Your task is to print all of the material verbatim.
►
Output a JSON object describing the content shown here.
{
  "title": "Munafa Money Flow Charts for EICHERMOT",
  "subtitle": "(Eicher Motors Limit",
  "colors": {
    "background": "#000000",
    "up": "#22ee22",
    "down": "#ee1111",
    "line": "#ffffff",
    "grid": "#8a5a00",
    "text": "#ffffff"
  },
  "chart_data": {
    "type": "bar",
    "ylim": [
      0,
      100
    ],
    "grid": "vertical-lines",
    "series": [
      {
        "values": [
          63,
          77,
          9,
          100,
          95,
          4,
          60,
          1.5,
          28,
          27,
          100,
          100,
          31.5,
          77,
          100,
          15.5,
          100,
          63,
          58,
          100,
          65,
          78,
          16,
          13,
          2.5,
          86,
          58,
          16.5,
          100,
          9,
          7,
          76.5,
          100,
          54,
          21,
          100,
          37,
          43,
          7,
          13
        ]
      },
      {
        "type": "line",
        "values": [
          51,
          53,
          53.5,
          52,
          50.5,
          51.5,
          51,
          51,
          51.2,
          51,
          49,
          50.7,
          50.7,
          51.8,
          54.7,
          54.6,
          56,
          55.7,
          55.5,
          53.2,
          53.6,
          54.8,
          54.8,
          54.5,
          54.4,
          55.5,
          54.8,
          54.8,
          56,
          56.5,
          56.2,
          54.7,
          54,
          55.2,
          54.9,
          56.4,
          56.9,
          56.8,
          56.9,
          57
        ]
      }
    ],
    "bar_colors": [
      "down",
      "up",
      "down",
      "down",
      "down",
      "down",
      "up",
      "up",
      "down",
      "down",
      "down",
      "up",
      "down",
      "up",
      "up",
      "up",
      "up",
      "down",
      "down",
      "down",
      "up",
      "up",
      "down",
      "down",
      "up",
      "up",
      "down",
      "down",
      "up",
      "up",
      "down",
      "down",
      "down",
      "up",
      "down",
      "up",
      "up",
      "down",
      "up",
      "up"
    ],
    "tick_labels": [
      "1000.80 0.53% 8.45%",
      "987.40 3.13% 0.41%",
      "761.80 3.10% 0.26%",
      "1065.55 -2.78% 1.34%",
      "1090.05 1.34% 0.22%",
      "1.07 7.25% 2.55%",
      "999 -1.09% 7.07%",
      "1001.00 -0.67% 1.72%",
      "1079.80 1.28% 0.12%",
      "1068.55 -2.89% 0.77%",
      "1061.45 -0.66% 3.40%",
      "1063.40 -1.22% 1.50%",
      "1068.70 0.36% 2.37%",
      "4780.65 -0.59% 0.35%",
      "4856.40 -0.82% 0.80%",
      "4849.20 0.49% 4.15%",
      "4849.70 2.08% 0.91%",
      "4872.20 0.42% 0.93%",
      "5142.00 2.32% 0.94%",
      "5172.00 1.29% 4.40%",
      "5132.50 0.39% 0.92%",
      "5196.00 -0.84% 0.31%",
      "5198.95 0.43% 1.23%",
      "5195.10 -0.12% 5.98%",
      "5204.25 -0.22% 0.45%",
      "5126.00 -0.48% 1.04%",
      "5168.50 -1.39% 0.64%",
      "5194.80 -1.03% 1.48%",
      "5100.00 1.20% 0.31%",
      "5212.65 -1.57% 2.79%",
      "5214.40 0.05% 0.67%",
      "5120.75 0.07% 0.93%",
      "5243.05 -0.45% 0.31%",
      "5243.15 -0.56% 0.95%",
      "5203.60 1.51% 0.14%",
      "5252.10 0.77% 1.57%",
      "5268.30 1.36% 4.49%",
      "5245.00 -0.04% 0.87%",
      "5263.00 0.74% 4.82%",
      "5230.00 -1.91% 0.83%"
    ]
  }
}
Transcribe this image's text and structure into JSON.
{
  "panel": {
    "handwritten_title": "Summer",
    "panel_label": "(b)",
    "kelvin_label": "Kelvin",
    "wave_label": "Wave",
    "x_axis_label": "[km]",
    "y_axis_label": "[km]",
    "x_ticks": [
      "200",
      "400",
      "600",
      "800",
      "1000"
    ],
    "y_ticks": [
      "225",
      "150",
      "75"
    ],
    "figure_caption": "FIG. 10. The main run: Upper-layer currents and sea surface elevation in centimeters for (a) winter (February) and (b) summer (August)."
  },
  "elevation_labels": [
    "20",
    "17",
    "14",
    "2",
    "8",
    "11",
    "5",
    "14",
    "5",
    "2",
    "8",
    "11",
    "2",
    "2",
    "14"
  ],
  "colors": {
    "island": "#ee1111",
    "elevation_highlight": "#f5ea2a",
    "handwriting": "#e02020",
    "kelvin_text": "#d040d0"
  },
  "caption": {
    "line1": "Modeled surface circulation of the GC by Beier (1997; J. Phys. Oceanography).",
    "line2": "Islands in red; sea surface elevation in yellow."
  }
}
◄
• [ANSWER FOR THE TASK]
Output a JSON object describing the content shown here.
{
  "title": "Munafa Money Flow Charts for EICHERMOT",
  "subtitle": "(Eicher Motors Limit",
  "colors": {
    "background": "#000000",
    "up": "#22ee22",
    "down": "#ee1111",
    "line": "#ffffff",
    "grid": "#8a5a00",
    "text": "#ffffff"
  },
  "chart_data": {
    "type": "bar",
    "ylim": [
      0,
      100
    ],
    "grid": "vertical-lines",
    "series": [
      {
        "values": [
          63,
          77,
          9,
          100,
          95,
          4,
          60,
          1.5,
          28,
          27,
          100,
          100,
          31.5,
          77,
          100,
          15.5,
          100,
          63,
          58,
          100,
          65,
          78,
          16,
          13,
          2.5,
          86,
          58,
          16.5,
          100,
          9,
          7,
          76.5,
          100,
          54,
          21,
          100,
          37,
          43,
          7,
          13
        ]
      },
      {
        "type": "line",
        "values": [
          51,
          53,
          53.5,
          52,
          50.5,
          51.5,
          51,
          51,
          51.2,
          51,
          49,
          50.7,
          50.7,
          51.8,
          54.7,
          54.6,
          56,
          55.7,
          55.5,
          53.2,
          53.6,
          54.8,
          54.8,
          54.5,
          54.4,
          55.5,
          54.8,
          54.8,
          56,
          56.5,
          56.2,
          54.7,
          54,
          55.2,
          54.9,
          56.4,
          56.9,
          56.8,
          56.9,
          57
        ]
      }
    ],
    "bar_colors": [
      "down",
      "up",
      "down",
      "down",
      "down",
      "down",
      "up",
      "up",
      "down",
      "down",
      "down",
      "up",
      "down",
      "up",
      "up",
      "up",
      "up",
      "down",
      "down",
      "down",
      "up",
      "up",
      "down",
      "down",
      "up",
      "up",
      "down",
      "down",
      "up",
      "up",
      "down",
      "down",
      "down",
      "up",
      "down",
      "up",
      "up",
      "down",
      "up",
      "up"
    ],
    "tick_labels": [
      "1000.80 0.53% 8.45%",
      "987.40 3.13% 0.41%",
      "761.80 3.10% 0.26%",
      "1065.55 -2.78% 1.34%",
      "1090.05 1.34% 0.22%",
      "1.07 7.25% 2.55%",
      "999 -1.09% 7.07%",
      "1001.00 -0.67% 1.72%",
      "1079.80 1.28% 0.12%",
      "1068.55 -2.89% 0.77%",
      "1061.45 -0.66% 3.40%",
      "1063.40 -1.22% 1.50%",
      "1068.70 0.36% 2.37%",
      "4780.65 -0.59% 0.35%",
      "4856.40 -0.82% 0.80%",
      "4849.20 0.49% 4.15%",
      "4849.70 2.08% 0.91%",
      "4872.20 0.42% 0.93%",
      "5142.00 2.32% 0.94%",
      "5172.00 1.29% 4.40%",
      "5132.50 0.39% 0.92%",
      "5196.00 -0.84% 0.31%",
      "5198.95 0.43% 1.23%",
      "5195.10 -0.12% 5.98%",
      "5204.25 -0.22% 0.45%",
      "5126.00 -0.48% 1.04%",
      "5168.50 -1.39% 0.64%",
      "5194.80 -1.03% 1.48%",
      "5100.00 1.20% 0.31%",
      "5212.65 -1.57% 2.79%",
      "5214.40 0.05% 0.67%",
      "5120.75 0.07% 0.93%",
      "5243.05 -0.45% 0.31%",
      "5243.15 -0.56% 0.95%",
      "5203.60 1.51% 0.14%",
      "5252.10 0.77% 1.57%",
      "5268.30 1.36% 4.49%",
      "5245.00 -0.04% 0.87%",
      "5263.00 0.74% 4.82%",
      "5230.00 -1.91% 0.83%"
    ]
  }
}
Transcribe this image's text and structure into JSON.
{
  "panel": {
    "handwritten_title": "Summer",
    "panel_label": "(b)",
    "kelvin_label": "Kelvin",
    "wave_label": "Wave",
    "x_axis_label": "[km]",
    "y_axis_label": "[km]",
    "x_ticks": [
      "200",
      "400",
      "600",
      "800",
      "1000"
    ],
    "y_ticks": [
      "225",
      "150",
      "75"
    ],
    "figure_caption": "FIG. 10. The main run: Upper-layer currents and sea surface elevation in centimeters for (a) winter (February) and (b) summer (August)."
  },
  "elevation_labels": [
    "20",
    "17",
    "14",
    "2",
    "8",
    "11",
    "5",
    "14",
    "5",
    "2",
    "8",
    "11",
    "2",
    "2",
    "14"
  ],
  "colors": {
    "island": "#ee1111",
    "elevation_highlight": "#f5ea2a",
    "handwriting": "#e02020",
    "kelvin_text": "#d040d0"
  },
  "caption": {
    "line1": "Modeled surface circulation of the GC by Beier (1997; J. Phys. Oceanography).",
    "line2": "Islands in red; sea surface elevation in yellow."
  }
}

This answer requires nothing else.